Do this >> Locate the string "ASTM" throughout the material and copy every line in which it occurs.

Items from a data source
▬▬▬

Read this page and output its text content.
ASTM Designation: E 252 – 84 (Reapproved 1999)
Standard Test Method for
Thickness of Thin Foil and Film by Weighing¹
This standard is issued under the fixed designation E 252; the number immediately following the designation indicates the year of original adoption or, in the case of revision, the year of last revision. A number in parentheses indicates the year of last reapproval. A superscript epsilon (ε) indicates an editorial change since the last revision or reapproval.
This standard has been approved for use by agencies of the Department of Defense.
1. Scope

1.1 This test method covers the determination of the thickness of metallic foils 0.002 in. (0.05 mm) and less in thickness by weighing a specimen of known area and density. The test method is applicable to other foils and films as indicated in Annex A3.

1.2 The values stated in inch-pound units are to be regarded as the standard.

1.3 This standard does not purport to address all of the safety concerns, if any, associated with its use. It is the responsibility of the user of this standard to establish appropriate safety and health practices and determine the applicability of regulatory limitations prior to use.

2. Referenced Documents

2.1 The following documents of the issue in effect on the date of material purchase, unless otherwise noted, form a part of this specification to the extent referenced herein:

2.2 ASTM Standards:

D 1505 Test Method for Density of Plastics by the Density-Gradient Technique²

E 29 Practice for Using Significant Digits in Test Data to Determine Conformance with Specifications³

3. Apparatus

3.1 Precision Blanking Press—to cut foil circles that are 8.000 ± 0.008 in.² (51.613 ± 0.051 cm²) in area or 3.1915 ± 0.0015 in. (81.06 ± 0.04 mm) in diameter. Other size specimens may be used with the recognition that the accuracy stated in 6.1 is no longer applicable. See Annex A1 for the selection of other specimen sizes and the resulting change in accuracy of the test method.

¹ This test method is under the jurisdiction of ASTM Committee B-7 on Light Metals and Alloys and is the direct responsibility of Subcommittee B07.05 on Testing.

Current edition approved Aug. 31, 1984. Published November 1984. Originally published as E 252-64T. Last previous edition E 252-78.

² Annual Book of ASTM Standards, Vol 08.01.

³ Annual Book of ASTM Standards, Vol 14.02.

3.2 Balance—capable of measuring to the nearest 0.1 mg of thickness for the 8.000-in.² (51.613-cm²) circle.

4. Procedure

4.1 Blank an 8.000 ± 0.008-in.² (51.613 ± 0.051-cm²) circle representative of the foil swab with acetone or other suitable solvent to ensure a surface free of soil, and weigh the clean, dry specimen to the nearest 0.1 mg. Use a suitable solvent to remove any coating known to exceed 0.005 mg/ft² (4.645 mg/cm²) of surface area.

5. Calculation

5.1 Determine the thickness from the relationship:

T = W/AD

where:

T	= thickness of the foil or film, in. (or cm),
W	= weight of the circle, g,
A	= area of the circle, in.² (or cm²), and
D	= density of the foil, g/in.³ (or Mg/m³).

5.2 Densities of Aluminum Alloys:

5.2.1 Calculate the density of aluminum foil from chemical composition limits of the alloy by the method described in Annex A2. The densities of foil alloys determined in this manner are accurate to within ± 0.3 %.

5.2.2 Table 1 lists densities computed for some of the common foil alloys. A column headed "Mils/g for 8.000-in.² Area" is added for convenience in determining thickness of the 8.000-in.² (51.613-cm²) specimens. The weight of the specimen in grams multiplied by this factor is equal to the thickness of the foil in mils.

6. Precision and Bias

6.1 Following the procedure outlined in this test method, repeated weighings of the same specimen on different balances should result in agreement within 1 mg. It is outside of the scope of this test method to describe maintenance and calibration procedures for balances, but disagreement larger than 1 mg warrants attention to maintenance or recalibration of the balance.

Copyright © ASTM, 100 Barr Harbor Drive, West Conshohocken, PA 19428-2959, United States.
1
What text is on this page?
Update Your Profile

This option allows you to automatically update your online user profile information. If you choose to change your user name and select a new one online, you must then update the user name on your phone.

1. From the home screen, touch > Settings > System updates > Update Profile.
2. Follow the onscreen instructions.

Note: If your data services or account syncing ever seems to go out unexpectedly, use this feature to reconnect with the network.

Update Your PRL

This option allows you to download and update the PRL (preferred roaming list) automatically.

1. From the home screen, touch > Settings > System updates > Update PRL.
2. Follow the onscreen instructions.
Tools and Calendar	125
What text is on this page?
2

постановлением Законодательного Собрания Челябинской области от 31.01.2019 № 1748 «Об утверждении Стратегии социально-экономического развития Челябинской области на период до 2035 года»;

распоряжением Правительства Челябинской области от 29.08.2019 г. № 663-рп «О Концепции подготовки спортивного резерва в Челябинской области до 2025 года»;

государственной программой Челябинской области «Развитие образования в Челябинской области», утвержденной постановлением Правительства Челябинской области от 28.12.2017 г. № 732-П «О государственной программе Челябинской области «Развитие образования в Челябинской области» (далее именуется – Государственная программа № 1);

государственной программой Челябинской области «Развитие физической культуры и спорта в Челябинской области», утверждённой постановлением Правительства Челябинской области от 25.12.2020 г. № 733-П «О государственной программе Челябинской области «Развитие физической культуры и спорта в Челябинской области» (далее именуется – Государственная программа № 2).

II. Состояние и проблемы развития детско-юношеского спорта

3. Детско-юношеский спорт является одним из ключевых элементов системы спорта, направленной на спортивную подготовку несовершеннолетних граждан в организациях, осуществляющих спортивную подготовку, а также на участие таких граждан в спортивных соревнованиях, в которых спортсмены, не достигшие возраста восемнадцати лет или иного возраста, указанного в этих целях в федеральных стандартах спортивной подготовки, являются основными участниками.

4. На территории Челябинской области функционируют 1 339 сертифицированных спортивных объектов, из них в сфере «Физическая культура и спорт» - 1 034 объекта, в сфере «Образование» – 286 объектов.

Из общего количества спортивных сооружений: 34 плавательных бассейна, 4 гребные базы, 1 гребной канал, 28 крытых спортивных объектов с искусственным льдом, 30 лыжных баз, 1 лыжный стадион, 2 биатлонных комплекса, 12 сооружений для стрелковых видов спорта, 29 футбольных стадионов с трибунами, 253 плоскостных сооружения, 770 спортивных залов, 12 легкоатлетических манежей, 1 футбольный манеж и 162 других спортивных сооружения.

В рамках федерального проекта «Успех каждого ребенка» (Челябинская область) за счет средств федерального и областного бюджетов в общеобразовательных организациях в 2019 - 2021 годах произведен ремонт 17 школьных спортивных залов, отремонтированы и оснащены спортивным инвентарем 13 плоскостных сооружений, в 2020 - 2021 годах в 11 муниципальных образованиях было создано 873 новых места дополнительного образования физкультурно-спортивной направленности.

▬▬▬

Full answer >>
ASTM Designation: E 252 – 84 (Reapproved 1999)
2.2 ASTM Standards:
¹ This test method is under the jurisdiction of ASTM Committee B-7 on Light Metals and Alloys and is the direct responsibility of Subcommittee B07.05 on Testing.
² Annual Book of ASTM Standards, Vol 08.01.
³ Annual Book of ASTM Standards, Vol 14.02.
Copyright © ASTM, 100 Barr Harbor Drive, West Conshohocken, PA 19428-2959, United States.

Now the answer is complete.